→ **Given exercise**: What is the number of lines containing "Merchandise"? Give only that number.

**** Supplied records ****

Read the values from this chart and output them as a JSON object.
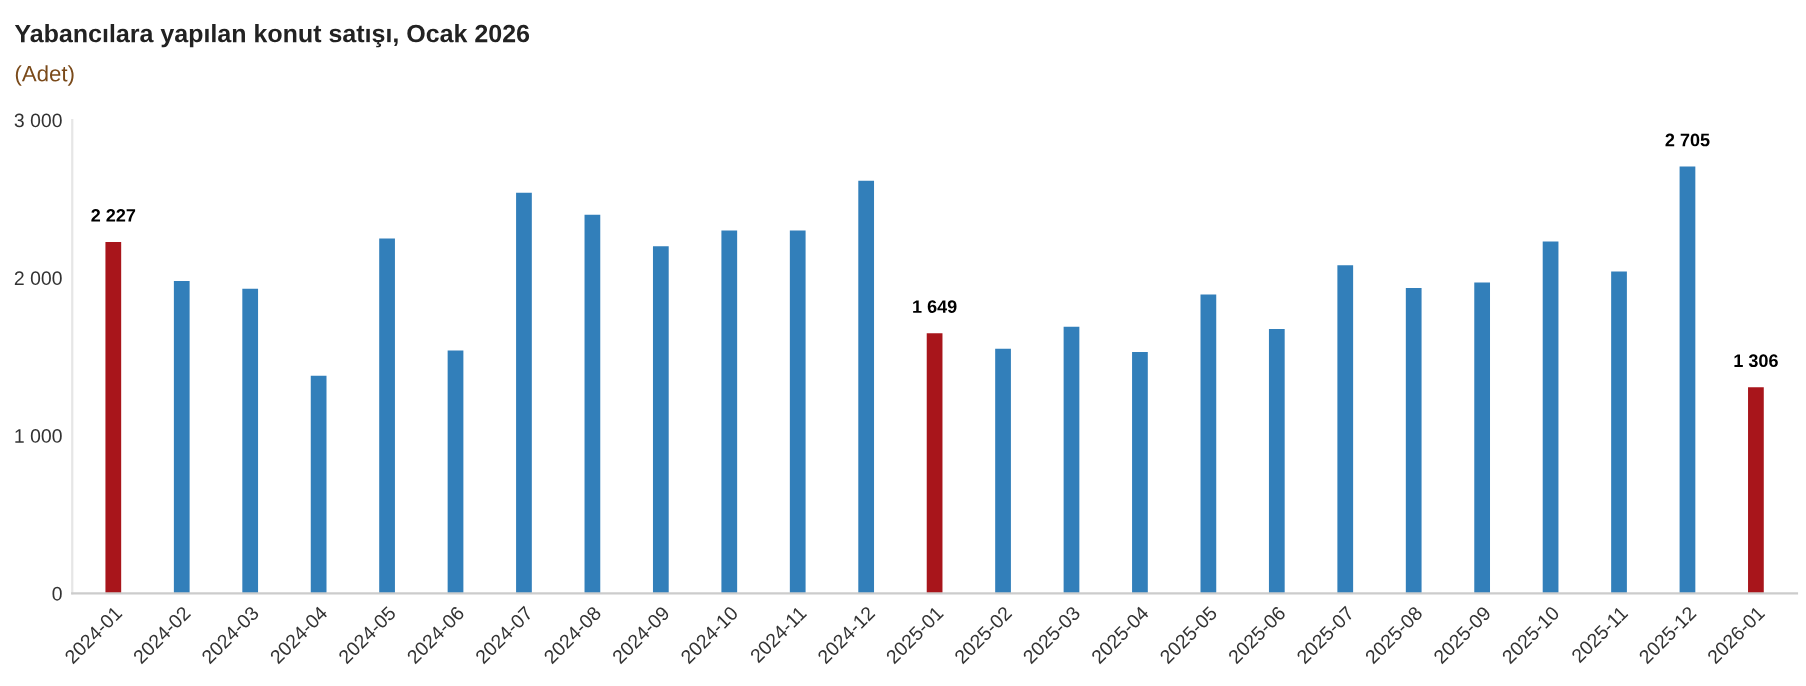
{
  "chart_data": {
    "type": "bar",
    "title": "Yabancılara yapılan konut satışı, Ocak 2026",
    "subtitle": "(Adet)",
    "categories": [
      "2024-01",
      "2024-02",
      "2024-03",
      "2024-04",
      "2024-05",
      "2024-06",
      "2024-07",
      "2024-08",
      "2024-09",
      "2024-10",
      "2024-11",
      "2024-12",
      "2025-01",
      "2025-02",
      "2025-03",
      "2025-04",
      "2025-05",
      "2025-06",
      "2025-07",
      "2025-08",
      "2025-09",
      "2025-10",
      "2025-11",
      "2025-12",
      "2026-01"
    ],
    "values": [
      2227,
      1980,
      1930,
      1380,
      2250,
      1540,
      2540,
      2400,
      2200,
      2300,
      2300,
      2615,
      1649,
      1550,
      1690,
      1530,
      1895,
      1675,
      2080,
      1935,
      1970,
      2230,
      2040,
      2705,
      1306
    ],
    "colors": [
      "#a8151b",
      "#327fba",
      "#327fba",
      "#327fba",
      "#327fba",
      "#327fba",
      "#327fba",
      "#327fba",
      "#327fba",
      "#327fba",
      "#327fba",
      "#327fba",
      "#a8151b",
      "#327fba",
      "#327fba",
      "#327fba",
      "#327fba",
      "#327fba",
      "#327fba",
      "#327fba",
      "#327fba",
      "#327fba",
      "#327fba",
      "#327fba",
      "#a8151b"
    ],
    "value_labels": [
      "2 227",
      null,
      null,
      null,
      null,
      null,
      null,
      null,
      null,
      null,
      null,
      null,
      "1 649",
      null,
      null,
      null,
      null,
      null,
      null,
      null,
      null,
      null,
      null,
      "2 705",
      "1 306"
    ],
    "ylim": [
      0,
      3000
    ],
    "yticks": [
      {
        "value": 0,
        "label": "0"
      },
      {
        "value": 1000,
        "label": "1 000"
      },
      {
        "value": 2000,
        "label": "2 000"
      },
      {
        "value": 3000,
        "label": "3 000"
      }
    ],
    "grid": false,
    "legend": false
  }
}
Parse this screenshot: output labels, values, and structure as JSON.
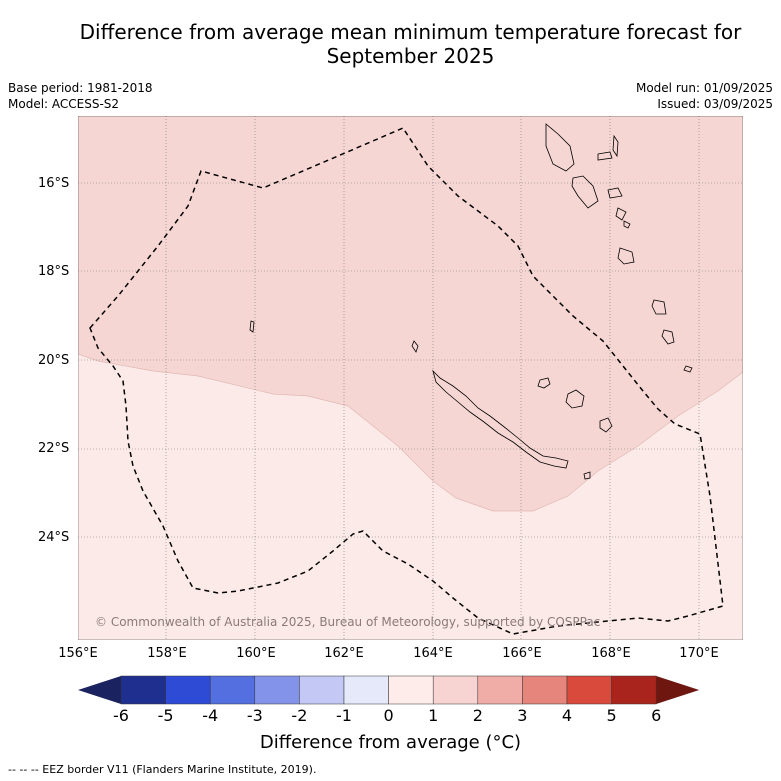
{
  "title": "Difference from average mean minimum temperature forecast for September 2025",
  "meta": {
    "base_period": "Base period: 1981-2018",
    "model": "Model: ACCESS-S2",
    "model_run": "Model run: 01/09/2025",
    "issued": "Issued: 03/09/2025"
  },
  "axes": {
    "lat_labels": [
      "16°S",
      "18°S",
      "20°S",
      "22°S",
      "24°S"
    ],
    "lon_labels": [
      "156°E",
      "158°E",
      "160°E",
      "162°E",
      "164°E",
      "166°E",
      "168°E",
      "170°E"
    ]
  },
  "colorbar": {
    "title": "Difference from average (°C)",
    "ticks": [
      "-6",
      "-5",
      "-4",
      "-3",
      "-2",
      "-1",
      "0",
      "1",
      "2",
      "3",
      "4",
      "5",
      "6"
    ],
    "colors": [
      "#1f2f8f",
      "#2e4bd6",
      "#5470e0",
      "#8493ea",
      "#c3c9f4",
      "#e6e9fa",
      "#fdecea",
      "#f7d4d1",
      "#f0aca6",
      "#e6857c",
      "#d94a3c",
      "#a9241c"
    ],
    "low_cap_color": "#1a2260",
    "high_cap_color": "#6e1610"
  },
  "legend_fill_colors": {
    "zero_to_one": "#fbeae8",
    "one_to_two": "#f5d6d3"
  },
  "copyright": "© Commonwealth of Australia 2025, Bureau of Meteorology, supported by COSPPac",
  "footer": "-- -- -- EEZ border V11 (Flanders Marine Institute, 2019)."
}
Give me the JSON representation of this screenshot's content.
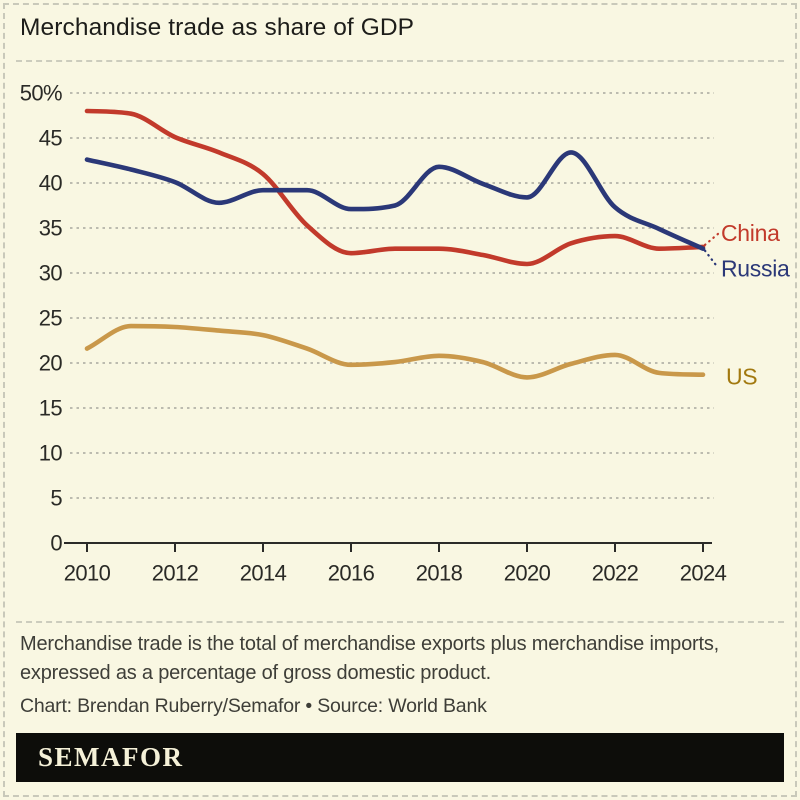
{
  "header": {
    "title": "Merchandise trade as share of GDP"
  },
  "chart_data": {
    "type": "line",
    "title": "Merchandise trade as share of GDP",
    "x": [
      2010,
      2011,
      2012,
      2013,
      2014,
      2015,
      2016,
      2017,
      2018,
      2019,
      2020,
      2021,
      2022,
      2023,
      2024
    ],
    "x_ticks": [
      2010,
      2012,
      2014,
      2016,
      2018,
      2020,
      2022,
      2024
    ],
    "y_ticks": [
      0,
      5,
      10,
      15,
      20,
      25,
      30,
      35,
      40,
      45,
      50
    ],
    "y_tick_labels": [
      "0",
      "5",
      "10",
      "15",
      "20",
      "25",
      "30",
      "35",
      "40",
      "45",
      "50%"
    ],
    "xlim": [
      2010,
      2024
    ],
    "ylim": [
      0,
      50
    ],
    "grid": "horizontal-dashed",
    "legend_position": "end-of-line-labels",
    "series": [
      {
        "name": "China",
        "color": "#c23a2b",
        "label_color": "#c23a2b",
        "values": [
          48.0,
          47.7,
          45.1,
          43.4,
          41.0,
          35.3,
          32.2,
          32.7,
          32.7,
          32.0,
          31.0,
          33.3,
          34.1,
          32.7,
          32.9
        ]
      },
      {
        "name": "Russia",
        "color": "#2b3878",
        "label_color": "#2b3878",
        "values": [
          42.6,
          41.5,
          40.1,
          37.8,
          39.2,
          39.2,
          37.1,
          37.5,
          41.8,
          39.9,
          38.4,
          43.4,
          37.3,
          34.9,
          32.7
        ]
      },
      {
        "name": "US",
        "color": "#c9984a",
        "label_color": "#a2790f",
        "values": [
          21.6,
          24.1,
          24.0,
          23.6,
          23.1,
          21.6,
          19.8,
          20.1,
          20.8,
          20.1,
          18.4,
          19.9,
          20.9,
          18.9,
          18.7
        ]
      }
    ]
  },
  "footer": {
    "note_lines": [
      "Merchandise trade is the total of merchandise exports plus merchandise imports,",
      "expressed as a percentage of gross domestic product."
    ],
    "credit": "Chart: Brendan Ruberry/Semafor • Source: World Bank"
  },
  "logo": {
    "text": "SEMAFOR"
  },
  "colors": {
    "background": "#f9f7e2",
    "frame_dash": "#c9c9ba",
    "grid_dash": "#b3b3a8",
    "axis": "#2b2b28",
    "text": "#1d1d1a",
    "note_text": "#3e3e38",
    "logo_bar": "#0d0d0a",
    "logo_text": "#f5f1d8"
  }
}
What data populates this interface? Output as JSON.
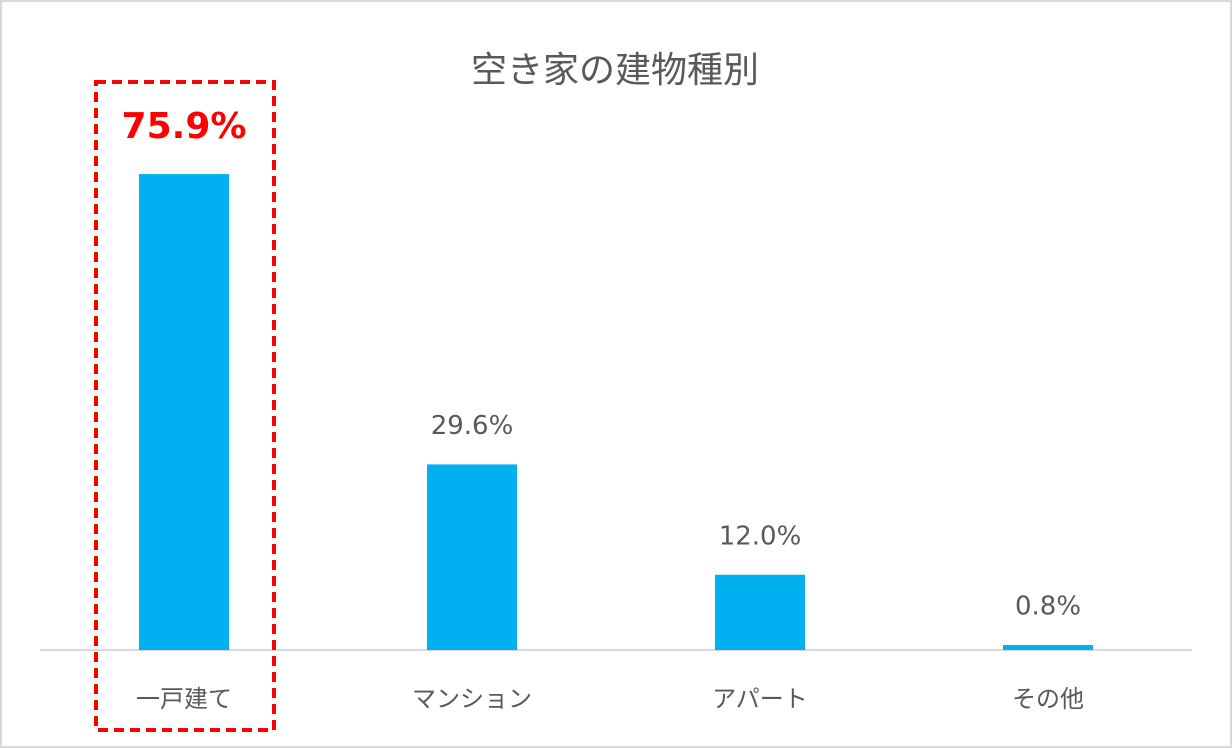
{
  "chart_data": {
    "type": "bar",
    "title": "空き家の建物種別",
    "categories": [
      "一戸建て",
      "マンション",
      "アパート",
      "その他"
    ],
    "values": [
      75.9,
      29.6,
      12.0,
      0.8
    ],
    "value_labels": [
      "75.9%",
      "29.6%",
      "12.0%",
      "0.8%"
    ],
    "color": "#00b0f0",
    "highlight": [
      true,
      false,
      false,
      false
    ],
    "highlight_color": "#ff0000"
  }
}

****

→ **Written answer**: 3